- Task objective
Check each line below for "this" and report how many have it, nothing else.
== == ==
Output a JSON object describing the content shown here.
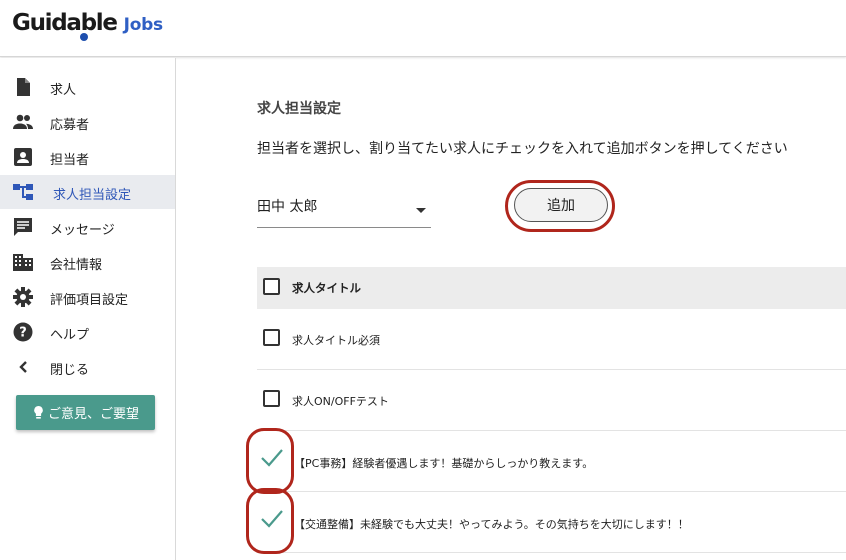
{
  "header": {
    "logo_main": "Guidable",
    "logo_sub": "Jobs",
    "brand_color": "#2f5fc4"
  },
  "sidebar": {
    "items": [
      {
        "label": "求人",
        "icon": "document-icon",
        "active": false
      },
      {
        "label": "応募者",
        "icon": "people-icon",
        "active": false
      },
      {
        "label": "担当者",
        "icon": "contact-card-icon",
        "active": false
      },
      {
        "label": "求人担当設定",
        "icon": "hierarchy-icon",
        "active": true
      },
      {
        "label": "メッセージ",
        "icon": "message-icon",
        "active": false
      },
      {
        "label": "会社情報",
        "icon": "building-icon",
        "active": false
      },
      {
        "label": "評価項目設定",
        "icon": "gear-icon",
        "active": false
      },
      {
        "label": "ヘルプ",
        "icon": "help-icon",
        "active": false
      },
      {
        "label": "閉じる",
        "icon": "chevron-left-icon",
        "active": false
      }
    ],
    "feedback_label": "ご意見、ご要望",
    "feedback_color": "#4a9a8c",
    "active_color": "#2f57b8"
  },
  "main": {
    "title": "求人担当設定",
    "description": "担当者を選択し、割り当てたい求人にチェックを入れて追加ボタンを押してください",
    "assignee_select": {
      "value": "田中 太郎"
    },
    "add_button_label": "追加",
    "highlight_color": "#b0261c"
  },
  "table": {
    "header_label": "求人タイトル",
    "rows": [
      {
        "title": "求人タイトル必須",
        "checked": false
      },
      {
        "title": "求人ON/OFFテスト",
        "checked": false
      },
      {
        "title": "【PC事務】経験者優遇します！基礎からしっかり教えます。",
        "checked": true
      },
      {
        "title": "【交通整備】未経験でも大丈夫！やってみよう。その気持ちを大切にします！！",
        "checked": true
      }
    ]
  }
}
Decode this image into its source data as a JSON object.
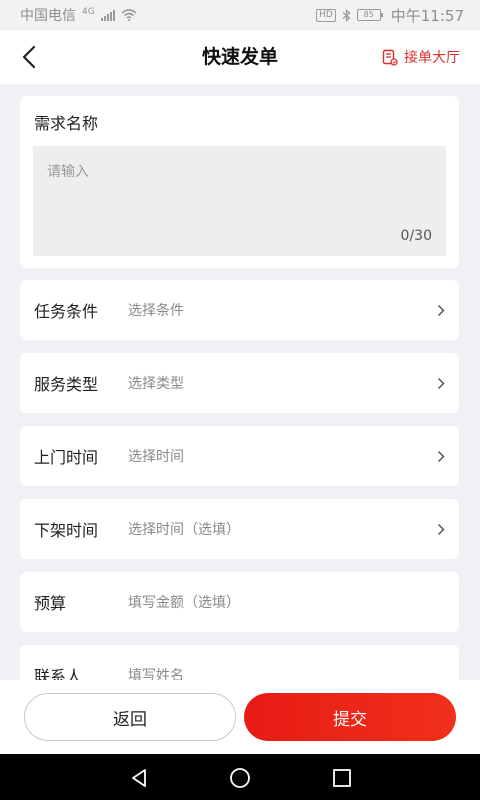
{
  "status_bar": {
    "carrier": "中国电信",
    "network": "4G",
    "hd": "HD",
    "battery": "85",
    "time": "中午11:57"
  },
  "nav": {
    "title": "快速发单",
    "hall_link": "接单大厅"
  },
  "name_section": {
    "title": "需求名称",
    "placeholder": "请输入",
    "counter": "0/30"
  },
  "rows": [
    {
      "label": "任务条件",
      "value": "选择条件",
      "has_arrow": true
    },
    {
      "label": "服务类型",
      "value": "选择类型",
      "has_arrow": true
    },
    {
      "label": "上门时间",
      "value": "选择时间",
      "has_arrow": true
    },
    {
      "label": "下架时间",
      "value": "选择时间（选填）",
      "has_arrow": true
    },
    {
      "label": "预算",
      "value": "填写金额（选填）",
      "has_arrow": false
    },
    {
      "label": "联系人",
      "value": "填写姓名",
      "has_arrow": false
    }
  ],
  "buttons": {
    "back": "返回",
    "submit": "提交"
  },
  "colors": {
    "accent": "#e81b16",
    "background": "#f1f1f5"
  },
  "icons": {
    "back": "chevron-left-icon",
    "hall": "document-icon",
    "row_arrow": "chevron-right-icon",
    "sys_back": "triangle-back-icon",
    "sys_home": "circle-home-icon",
    "sys_recent": "square-recent-icon"
  }
}
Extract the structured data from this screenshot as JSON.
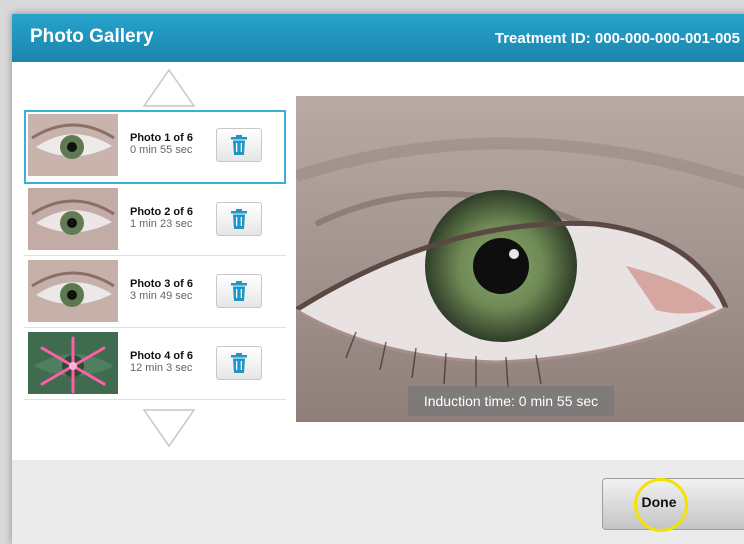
{
  "header": {
    "title": "Photo Gallery",
    "treatment_id": "Treatment ID:  000-000-000-001-005"
  },
  "photos": [
    {
      "title": "Photo 1 of 6",
      "time": "0 min 55 sec"
    },
    {
      "title": "Photo 2 of 6",
      "time": "1 min 23 sec"
    },
    {
      "title": "Photo 3 of 6",
      "time": "3 min 49 sec"
    },
    {
      "title": "Photo 4 of 6",
      "time": "12 min 3 sec"
    }
  ],
  "viewer": {
    "caption": "Induction time: 0 min 55 sec"
  },
  "footer": {
    "done_label": "Done"
  },
  "colors": {
    "header_blue": "#1a85ad",
    "selection_border": "#3bb0d6",
    "click_marker": "#f2e400"
  },
  "icons": {
    "scroll_up": "triangle-up-icon",
    "scroll_down": "triangle-down-icon",
    "delete": "trash-icon"
  }
}
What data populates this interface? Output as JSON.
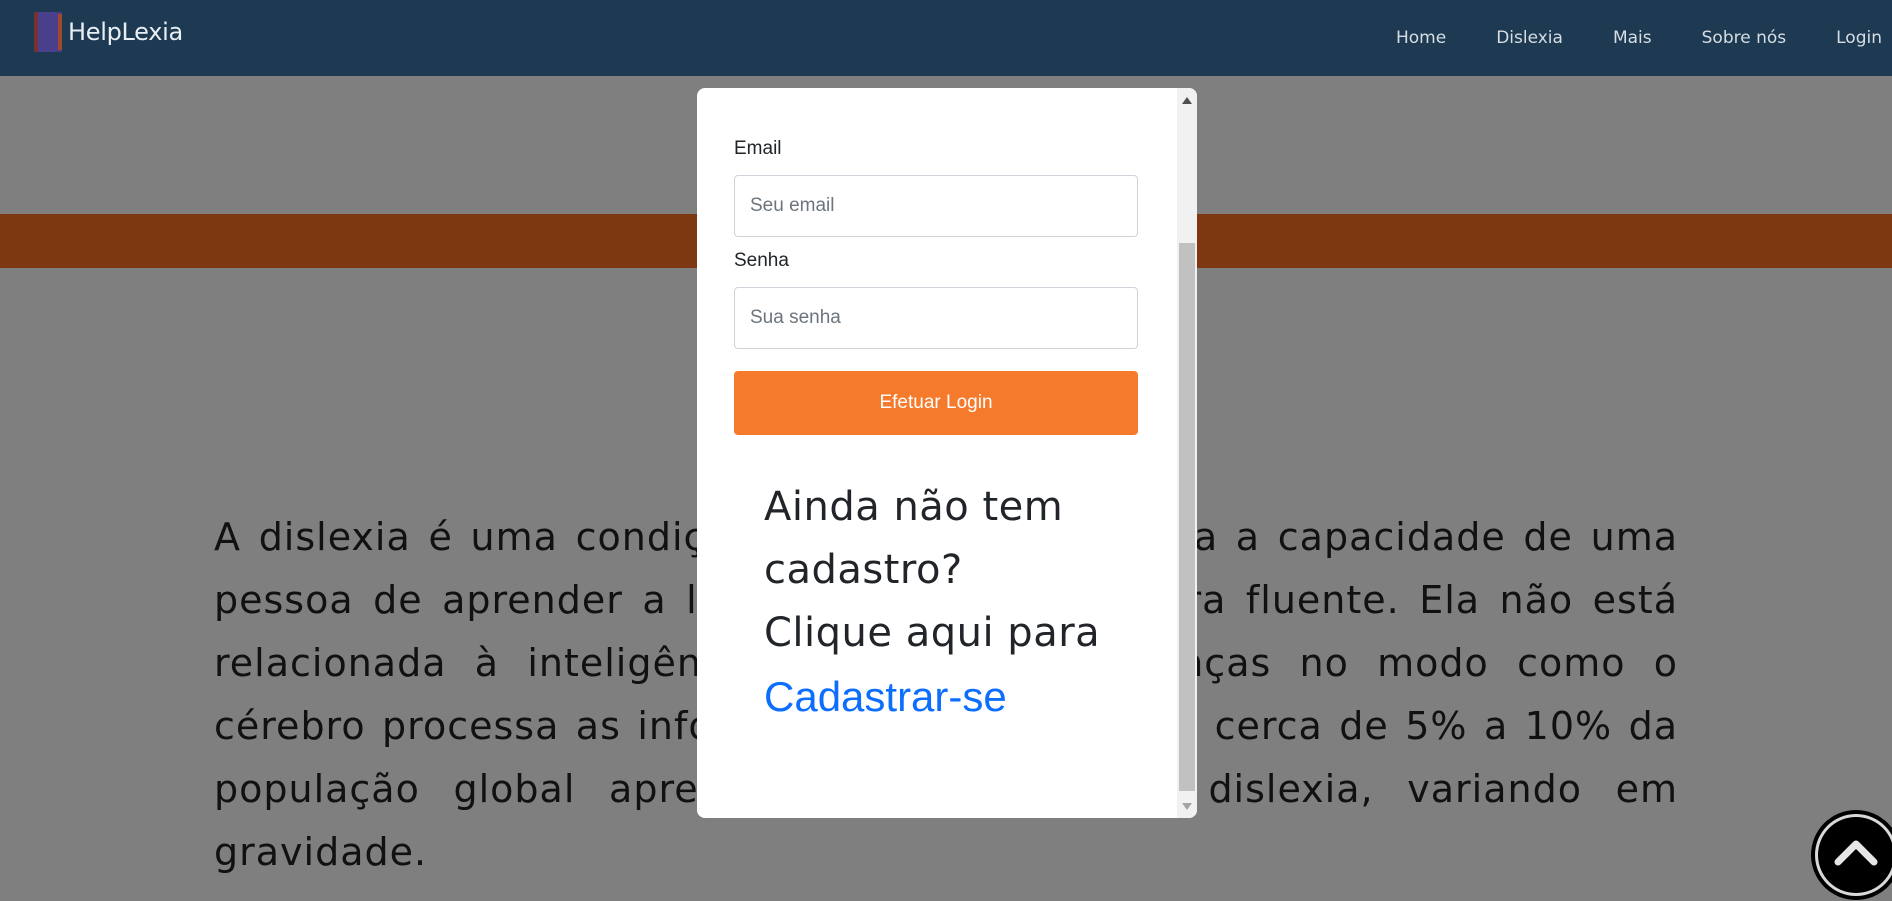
{
  "navbar": {
    "brand": "HelpLexia",
    "links": [
      "Home",
      "Dislexia",
      "Mais",
      "Sobre nós",
      "Login"
    ]
  },
  "content": {
    "intro": "A dislexia é uma condição neurológica que afeta a capacidade de uma pessoa de aprender a ler e escrever de maneira fluente. Ela não está relacionada à inteligência, mas sim a diferenças no modo como o cérebro processa as informações. Estima-se que cerca de 5% a 10% da população global apresente algum grau de dislexia, variando em gravidade."
  },
  "login_modal": {
    "email_label": "Email",
    "email_placeholder": "Seu email",
    "password_label": "Senha",
    "password_placeholder": "Sua senha",
    "login_button": "Efetuar Login",
    "signup_prompt_1": "Ainda não tem cadastro?",
    "signup_prompt_2": "Clique aqui para",
    "signup_link": "Cadastrar-se"
  },
  "icons": {
    "brand": "book-icon",
    "back_to_top": "chevron-up-icon"
  },
  "colors": {
    "navbar": "#1e3a52",
    "accent": "#f67a2c",
    "band": "#fb6f22",
    "link": "#0d6efd"
  }
}
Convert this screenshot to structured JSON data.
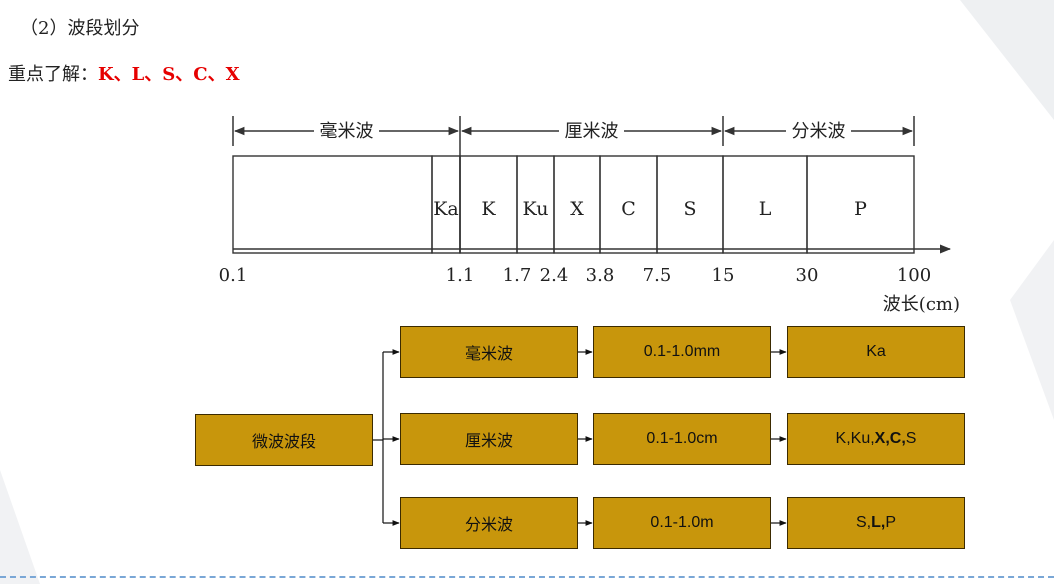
{
  "title": "（2）波段划分",
  "key_point": {
    "label": "重点了解：",
    "bands": "K、L、S、C、X"
  },
  "spectrum": {
    "ranges": [
      {
        "name": "毫米波",
        "from": 0.1,
        "to": 1.1
      },
      {
        "name": "厘米波",
        "from": 1.1,
        "to": 15
      },
      {
        "name": "分米波",
        "from": 15,
        "to": 100
      }
    ],
    "bands": [
      {
        "name": "",
        "from": 0.1,
        "to": 0.75
      },
      {
        "name": "Ka",
        "from": 0.75,
        "to": 1.1
      },
      {
        "name": "K",
        "from": 1.1,
        "to": 1.7
      },
      {
        "name": "Ku",
        "from": 1.7,
        "to": 2.4
      },
      {
        "name": "X",
        "from": 2.4,
        "to": 3.8
      },
      {
        "name": "C",
        "from": 3.8,
        "to": 7.5
      },
      {
        "name": "S",
        "from": 7.5,
        "to": 15
      },
      {
        "name": "L",
        "from": 15,
        "to": 30
      },
      {
        "name": "P",
        "from": 30,
        "to": 100
      }
    ],
    "ticks": [
      "0.1",
      "1.1",
      "1.7",
      "2.4",
      "3.8",
      "7.5",
      "15",
      "30",
      "100"
    ],
    "axis_label": "波长(cm)"
  },
  "tree": {
    "root": "微波波段",
    "rows": [
      {
        "name": "毫米波",
        "range": "0.1-1.0mm",
        "bands": [
          {
            "t": "Ka",
            "b": false
          }
        ]
      },
      {
        "name": "厘米波",
        "range": "0.1-1.0cm",
        "bands": [
          {
            "t": "K,Ku,",
            "b": false
          },
          {
            "t": "X,C,",
            "b": true
          },
          {
            "t": "S",
            "b": false
          }
        ]
      },
      {
        "name": "分米波",
        "range": "0.1-1.0m",
        "bands": [
          {
            "t": "S,",
            "b": false
          },
          {
            "t": "L,",
            "b": true
          },
          {
            "t": "P",
            "b": false
          }
        ]
      }
    ]
  },
  "colors": {
    "node_fill": "#c8960c",
    "key_bands": "#e60000",
    "footer_rule": "#7aa7d6"
  }
}
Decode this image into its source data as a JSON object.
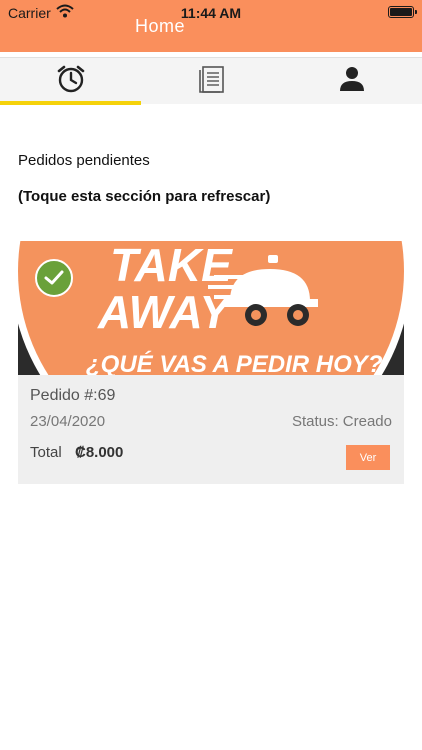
{
  "status_bar": {
    "carrier": "Carrier",
    "time": "11:44 AM"
  },
  "nav": {
    "title": "Home"
  },
  "tabs": [
    {
      "icon": "alarm-clock-icon",
      "active": true
    },
    {
      "icon": "document-list-icon",
      "active": false
    },
    {
      "icon": "user-icon",
      "active": false
    }
  ],
  "content": {
    "pending_label": "Pedidos pendientes",
    "refresh_hint": "(Toque esta sección para refrescar)"
  },
  "order": {
    "banner": {
      "line1": "TAKE",
      "line2": "AWAY",
      "tagline": "¿QUÉ VAS A PEDIR HOY?"
    },
    "number": "Pedido #:69",
    "date": "23/04/2020",
    "status": "Status: Creado",
    "total_label": "Total",
    "total_value": "₡8.000",
    "view_label": "Ver"
  },
  "colors": {
    "accent": "#fa8f5c",
    "tab_indicator": "#f5d20a",
    "check": "#6aa13a"
  }
}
== == ==
- Solution to the problem
5